Records excerpted from a collection:
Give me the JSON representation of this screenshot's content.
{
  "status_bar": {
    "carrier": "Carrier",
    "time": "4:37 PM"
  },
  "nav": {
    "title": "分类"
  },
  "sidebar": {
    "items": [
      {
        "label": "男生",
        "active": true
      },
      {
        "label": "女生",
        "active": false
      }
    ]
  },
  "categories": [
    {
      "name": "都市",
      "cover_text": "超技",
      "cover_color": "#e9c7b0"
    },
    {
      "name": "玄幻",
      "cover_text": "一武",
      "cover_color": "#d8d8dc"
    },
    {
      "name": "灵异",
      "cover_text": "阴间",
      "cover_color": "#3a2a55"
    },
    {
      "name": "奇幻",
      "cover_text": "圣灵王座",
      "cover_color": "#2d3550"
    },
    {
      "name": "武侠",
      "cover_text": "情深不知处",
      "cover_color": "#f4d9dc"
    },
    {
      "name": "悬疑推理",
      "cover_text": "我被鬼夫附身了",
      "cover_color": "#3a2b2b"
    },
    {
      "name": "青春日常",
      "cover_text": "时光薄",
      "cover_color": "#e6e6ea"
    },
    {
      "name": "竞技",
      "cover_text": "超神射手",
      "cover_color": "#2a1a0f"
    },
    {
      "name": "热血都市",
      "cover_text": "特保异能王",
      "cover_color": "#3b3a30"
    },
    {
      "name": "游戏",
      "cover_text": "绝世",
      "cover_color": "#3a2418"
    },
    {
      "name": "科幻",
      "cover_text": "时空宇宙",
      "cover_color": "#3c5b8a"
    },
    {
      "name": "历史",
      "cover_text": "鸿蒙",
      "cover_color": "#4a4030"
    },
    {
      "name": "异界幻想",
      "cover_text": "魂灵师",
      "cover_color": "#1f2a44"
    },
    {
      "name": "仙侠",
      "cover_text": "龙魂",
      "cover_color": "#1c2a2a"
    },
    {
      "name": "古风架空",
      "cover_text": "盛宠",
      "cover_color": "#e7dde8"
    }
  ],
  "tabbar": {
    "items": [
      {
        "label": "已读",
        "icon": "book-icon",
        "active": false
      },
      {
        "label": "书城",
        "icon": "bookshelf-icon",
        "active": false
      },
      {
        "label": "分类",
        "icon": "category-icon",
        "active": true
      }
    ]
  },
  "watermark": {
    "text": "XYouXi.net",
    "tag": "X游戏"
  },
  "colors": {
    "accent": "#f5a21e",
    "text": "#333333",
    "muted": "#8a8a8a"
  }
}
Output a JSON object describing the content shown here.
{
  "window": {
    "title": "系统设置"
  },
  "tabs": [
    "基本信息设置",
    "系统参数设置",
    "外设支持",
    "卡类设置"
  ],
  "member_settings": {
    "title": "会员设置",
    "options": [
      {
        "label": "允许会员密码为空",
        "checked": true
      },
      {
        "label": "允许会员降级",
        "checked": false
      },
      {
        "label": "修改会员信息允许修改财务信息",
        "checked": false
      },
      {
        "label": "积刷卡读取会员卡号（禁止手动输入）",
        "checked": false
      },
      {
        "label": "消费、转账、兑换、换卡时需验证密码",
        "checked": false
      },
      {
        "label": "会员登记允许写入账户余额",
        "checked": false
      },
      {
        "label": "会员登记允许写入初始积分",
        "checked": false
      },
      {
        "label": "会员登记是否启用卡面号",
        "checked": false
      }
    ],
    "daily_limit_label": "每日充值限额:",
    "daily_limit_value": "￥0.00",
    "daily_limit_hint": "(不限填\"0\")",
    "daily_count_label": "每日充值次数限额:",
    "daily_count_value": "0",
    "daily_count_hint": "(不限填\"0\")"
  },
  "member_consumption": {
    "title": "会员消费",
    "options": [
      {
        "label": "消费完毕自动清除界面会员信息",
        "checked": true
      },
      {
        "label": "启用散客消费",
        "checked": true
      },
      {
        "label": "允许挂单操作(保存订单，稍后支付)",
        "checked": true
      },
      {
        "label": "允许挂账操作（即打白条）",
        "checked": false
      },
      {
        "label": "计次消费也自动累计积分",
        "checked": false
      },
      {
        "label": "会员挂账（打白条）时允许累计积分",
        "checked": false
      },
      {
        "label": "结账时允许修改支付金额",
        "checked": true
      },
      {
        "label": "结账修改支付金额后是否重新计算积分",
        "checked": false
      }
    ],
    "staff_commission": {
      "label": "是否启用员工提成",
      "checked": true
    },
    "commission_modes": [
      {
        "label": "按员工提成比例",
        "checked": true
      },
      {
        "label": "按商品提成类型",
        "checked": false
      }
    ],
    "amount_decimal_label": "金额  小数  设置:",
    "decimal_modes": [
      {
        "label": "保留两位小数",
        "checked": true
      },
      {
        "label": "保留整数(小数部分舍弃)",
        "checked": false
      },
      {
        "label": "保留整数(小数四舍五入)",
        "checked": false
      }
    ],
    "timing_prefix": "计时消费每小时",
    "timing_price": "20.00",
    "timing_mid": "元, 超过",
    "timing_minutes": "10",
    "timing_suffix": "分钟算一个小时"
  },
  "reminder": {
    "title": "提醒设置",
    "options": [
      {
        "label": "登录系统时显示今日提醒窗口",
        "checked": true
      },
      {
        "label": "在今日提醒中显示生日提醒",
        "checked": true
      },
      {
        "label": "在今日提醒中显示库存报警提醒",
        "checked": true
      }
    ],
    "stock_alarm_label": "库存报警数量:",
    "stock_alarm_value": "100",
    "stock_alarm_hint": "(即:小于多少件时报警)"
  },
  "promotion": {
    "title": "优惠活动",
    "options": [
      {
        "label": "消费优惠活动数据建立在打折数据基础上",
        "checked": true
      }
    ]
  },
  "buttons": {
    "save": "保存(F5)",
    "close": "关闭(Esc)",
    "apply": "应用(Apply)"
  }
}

§ Task prompt: Quote every line of the data, word for word.

§ Right answer:
Give me the JSON representation of this screenshot's content.
{
  "status_bar": {
    "carrier": "Carrier",
    "time": "4:37 PM"
  },
  "nav": {
    "title": "分类"
  },
  "sidebar": {
    "items": [
      {
        "label": "男生",
        "active": true
      },
      {
        "label": "女生",
        "active": false
      }
    ]
  },
  "categories": [
    {
      "name": "都市",
      "cover_text": "超技",
      "cover_color": "#e9c7b0"
    },
    {
      "name": "玄幻",
      "cover_text": "一武",
      "cover_color": "#d8d8dc"
    },
    {
      "name": "灵异",
      "cover_text": "阴间",
      "cover_color": "#3a2a55"
    },
    {
      "name": "奇幻",
      "cover_text": "圣灵王座",
      "cover_color": "#2d3550"
    },
    {
      "name": "武侠",
      "cover_text": "情深不知处",
      "cover_color": "#f4d9dc"
    },
    {
      "name": "悬疑推理",
      "cover_text": "我被鬼夫附身了",
      "cover_color": "#3a2b2b"
    },
    {
      "name": "青春日常",
      "cover_text": "时光薄",
      "cover_color": "#e6e6ea"
    },
    {
      "name": "竞技",
      "cover_text": "超神射手",
      "cover_color": "#2a1a0f"
    },
    {
      "name": "热血都市",
      "cover_text": "特保异能王",
      "cover_color": "#3b3a30"
    },
    {
      "name": "游戏",
      "cover_text": "绝世",
      "cover_color": "#3a2418"
    },
    {
      "name": "科幻",
      "cover_text": "时空宇宙",
      "cover_color": "#3c5b8a"
    },
    {
      "name": "历史",
      "cover_text": "鸿蒙",
      "cover_color": "#4a4030"
    },
    {
      "name": "异界幻想",
      "cover_text": "魂灵师",
      "cover_color": "#1f2a44"
    },
    {
      "name": "仙侠",
      "cover_text": "龙魂",
      "cover_color": "#1c2a2a"
    },
    {
      "name": "古风架空",
      "cover_text": "盛宠",
      "cover_color": "#e7dde8"
    }
  ],
  "tabbar": {
    "items": [
      {
        "label": "已读",
        "icon": "book-icon",
        "active": false
      },
      {
        "label": "书城",
        "icon": "bookshelf-icon",
        "active": false
      },
      {
        "label": "分类",
        "icon": "category-icon",
        "active": true
      }
    ]
  },
  "watermark": {
    "text": "XYouXi.net",
    "tag": "X游戏"
  },
  "colors": {
    "accent": "#f5a21e",
    "text": "#333333",
    "muted": "#8a8a8a"
  }
}
Output a JSON object describing the content shown here.
{
  "window": {
    "title": "系统设置"
  },
  "tabs": [
    "基本信息设置",
    "系统参数设置",
    "外设支持",
    "卡类设置"
  ],
  "member_settings": {
    "title": "会员设置",
    "options": [
      {
        "label": "允许会员密码为空",
        "checked": true
      },
      {
        "label": "允许会员降级",
        "checked": false
      },
      {
        "label": "修改会员信息允许修改财务信息",
        "checked": false
      },
      {
        "label": "积刷卡读取会员卡号（禁止手动输入）",
        "checked": false
      },
      {
        "label": "消费、转账、兑换、换卡时需验证密码",
        "checked": false
      },
      {
        "label": "会员登记允许写入账户余额",
        "checked": false
      },
      {
        "label": "会员登记允许写入初始积分",
        "checked": false
      },
      {
        "label": "会员登记是否启用卡面号",
        "checked": false
      }
    ],
    "daily_limit_label": "每日充值限额:",
    "daily_limit_value": "￥0.00",
    "daily_limit_hint": "(不限填\"0\")",
    "daily_count_label": "每日充值次数限额:",
    "daily_count_value": "0",
    "daily_count_hint": "(不限填\"0\")"
  },
  "member_consumption": {
    "title": "会员消费",
    "options": [
      {
        "label": "消费完毕自动清除界面会员信息",
        "checked": true
      },
      {
        "label": "启用散客消费",
        "checked": true
      },
      {
        "label": "允许挂单操作(保存订单，稍后支付)",
        "checked": true
      },
      {
        "label": "允许挂账操作（即打白条）",
        "checked": false
      },
      {
        "label": "计次消费也自动累计积分",
        "checked": false
      },
      {
        "label": "会员挂账（打白条）时允许累计积分",
        "checked": false
      },
      {
        "label": "结账时允许修改支付金额",
        "checked": true
      },
      {
        "label": "结账修改支付金额后是否重新计算积分",
        "checked": false
      }
    ],
    "staff_commission": {
      "label": "是否启用员工提成",
      "checked": true
    },
    "commission_modes": [
      {
        "label": "按员工提成比例",
        "checked": true
      },
      {
        "label": "按商品提成类型",
        "checked": false
      }
    ],
    "amount_decimal_label": "金额  小数  设置:",
    "decimal_modes": [
      {
        "label": "保留两位小数",
        "checked": true
      },
      {
        "label": "保留整数(小数部分舍弃)",
        "checked": false
      },
      {
        "label": "保留整数(小数四舍五入)",
        "checked": false
      }
    ],
    "timing_prefix": "计时消费每小时",
    "timing_price": "20.00",
    "timing_mid": "元, 超过",
    "timing_minutes": "10",
    "timing_suffix": "分钟算一个小时"
  },
  "reminder": {
    "title": "提醒设置",
    "options": [
      {
        "label": "登录系统时显示今日提醒窗口",
        "checked": true
      },
      {
        "label": "在今日提醒中显示生日提醒",
        "checked": true
      },
      {
        "label": "在今日提醒中显示库存报警提醒",
        "checked": true
      }
    ],
    "stock_alarm_label": "库存报警数量:",
    "stock_alarm_value": "100",
    "stock_alarm_hint": "(即:小于多少件时报警)"
  },
  "promotion": {
    "title": "优惠活动",
    "options": [
      {
        "label": "消费优惠活动数据建立在打折数据基础上",
        "checked": true
      }
    ]
  },
  "buttons": {
    "save": "保存(F5)",
    "close": "关闭(Esc)",
    "apply": "应用(Apply)"
  }
}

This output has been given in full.